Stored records
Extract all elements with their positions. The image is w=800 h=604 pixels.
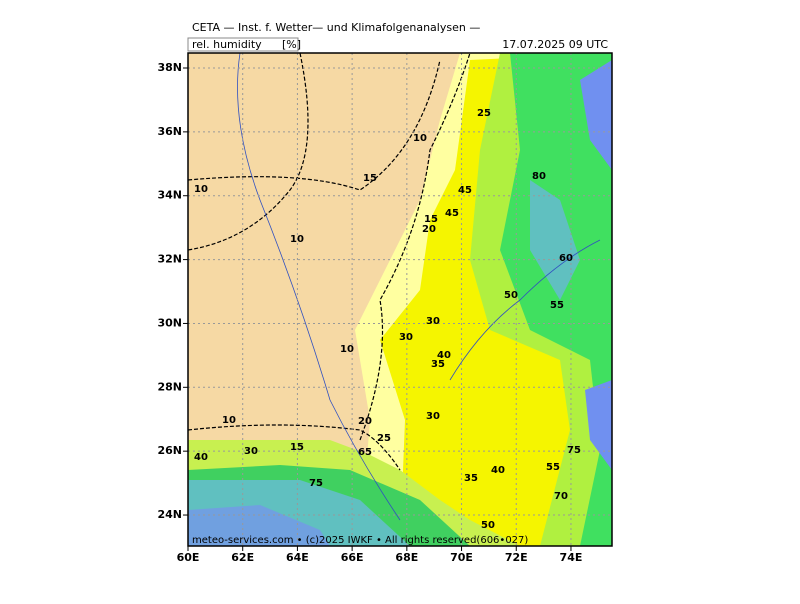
contour-label: 30: [426, 411, 440, 422]
contour-label: 10: [340, 344, 354, 355]
contour-label: 30: [244, 446, 258, 457]
lon-tick-label: 74E: [560, 551, 583, 564]
lon-tick-label: 64E: [286, 551, 309, 564]
contour-label: 15: [363, 173, 377, 184]
contour-label: 45: [458, 185, 472, 196]
lon-tick-label: 72E: [505, 551, 528, 564]
contour-label: 35: [464, 473, 478, 484]
lat-tick-label: 30N: [157, 316, 182, 329]
contour-label: 25: [477, 108, 491, 119]
contour-labels: 1010101010151515202025253030303035354040…: [194, 108, 581, 531]
contour-label: 80: [532, 171, 546, 182]
contour-label: 50: [481, 520, 495, 531]
contour-label: 65: [358, 447, 372, 458]
variable: rel. humidity: [192, 38, 262, 51]
lat-tick-label: 36N: [157, 125, 182, 138]
contour-label: 10: [290, 234, 304, 245]
contour-label: 20: [422, 224, 436, 235]
lon-tick-label: 62E: [231, 551, 254, 564]
datetime: 17.07.2025 09 UTC: [502, 38, 608, 51]
contour-label: 75: [567, 445, 581, 456]
contour-label: 60: [559, 253, 573, 264]
lon-tick-label: 60E: [177, 551, 200, 564]
lat-tick-label: 28N: [157, 380, 182, 393]
contour-label: 40: [491, 465, 505, 476]
lon-tick-label: 70E: [450, 551, 473, 564]
contour-label: 35: [431, 359, 445, 370]
contour-label: 15: [424, 214, 438, 225]
map-frame: [187, 52, 613, 547]
contour-label: 55: [550, 300, 564, 311]
title: CETA — Inst. f. Wetter— und Klimafolgena…: [192, 21, 480, 34]
lat-tick-label: 34N: [157, 189, 182, 202]
lon-tick-label: 68E: [395, 551, 418, 564]
humidity-field: [188, 53, 612, 546]
contour-label: 15: [290, 442, 304, 453]
contour-label: 10: [194, 184, 208, 195]
contour-label: 50: [504, 290, 518, 301]
lat-tick-label: 26N: [157, 444, 182, 457]
unit: [%]: [282, 38, 301, 51]
lat-tick-label: 32N: [157, 253, 182, 266]
contour-label: 20: [358, 416, 372, 427]
contour-label: 75: [309, 478, 323, 489]
contour-label: 45: [445, 208, 459, 219]
lat-tick-label: 24N: [157, 508, 182, 521]
contour-label: 10: [222, 415, 236, 426]
contour-label: 40: [437, 350, 451, 361]
contour-label: 70: [554, 491, 568, 502]
graticule: 60E 62E 64E 66E 68E 70E 72E 74E 24N 26N 28N 30N 32N 3…: [157, 53, 612, 564]
contour-label: 10: [413, 133, 427, 144]
lat-tick-label: 38N: [157, 61, 182, 74]
contour-label: 30: [426, 316, 440, 327]
contour-label: 40: [194, 452, 208, 463]
variable-box: [187, 37, 299, 52]
lon-tick-label: 66E: [341, 551, 364, 564]
contour-label: 25: [377, 433, 391, 444]
contour-label: 55: [546, 462, 560, 473]
footer: meteo-services.com • (c)2025 IWKF • All …: [192, 535, 528, 546]
contour-label: 30: [399, 332, 413, 343]
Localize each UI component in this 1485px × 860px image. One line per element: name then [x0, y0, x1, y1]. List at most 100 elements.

* Directive: Retype the lines of the records that begin with the line containing "contour-label: 30: [426, 411, 440, 422]" and end with the line containing "contour-label: 10: [290, 234, 304, 245]", both included, without changing them.

* Answer:
contour-label: 30: [426, 411, 440, 422]
contour-label: 10: [340, 344, 354, 355]
contour-label: 30: [244, 446, 258, 457]
lon-tick-label: 74E: [560, 551, 583, 564]
lon-tick-label: 64E: [286, 551, 309, 564]
contour-label: 15: [363, 173, 377, 184]
contour-label: 45: [458, 185, 472, 196]
lon-tick-label: 72E: [505, 551, 528, 564]
contour-label: 35: [464, 473, 478, 484]
lat-tick-label: 30N: [157, 316, 182, 329]
contour-label: 25: [477, 108, 491, 119]
contour-labels: 1010101010151515202025253030303035354040…: [194, 108, 581, 531]
contour-label: 80: [532, 171, 546, 182]
contour-label: 50: [481, 520, 495, 531]
contour-label: 65: [358, 447, 372, 458]
variable: rel. humidity: [192, 38, 262, 51]
lat-tick-label: 36N: [157, 125, 182, 138]
contour-label: 10: [290, 234, 304, 245]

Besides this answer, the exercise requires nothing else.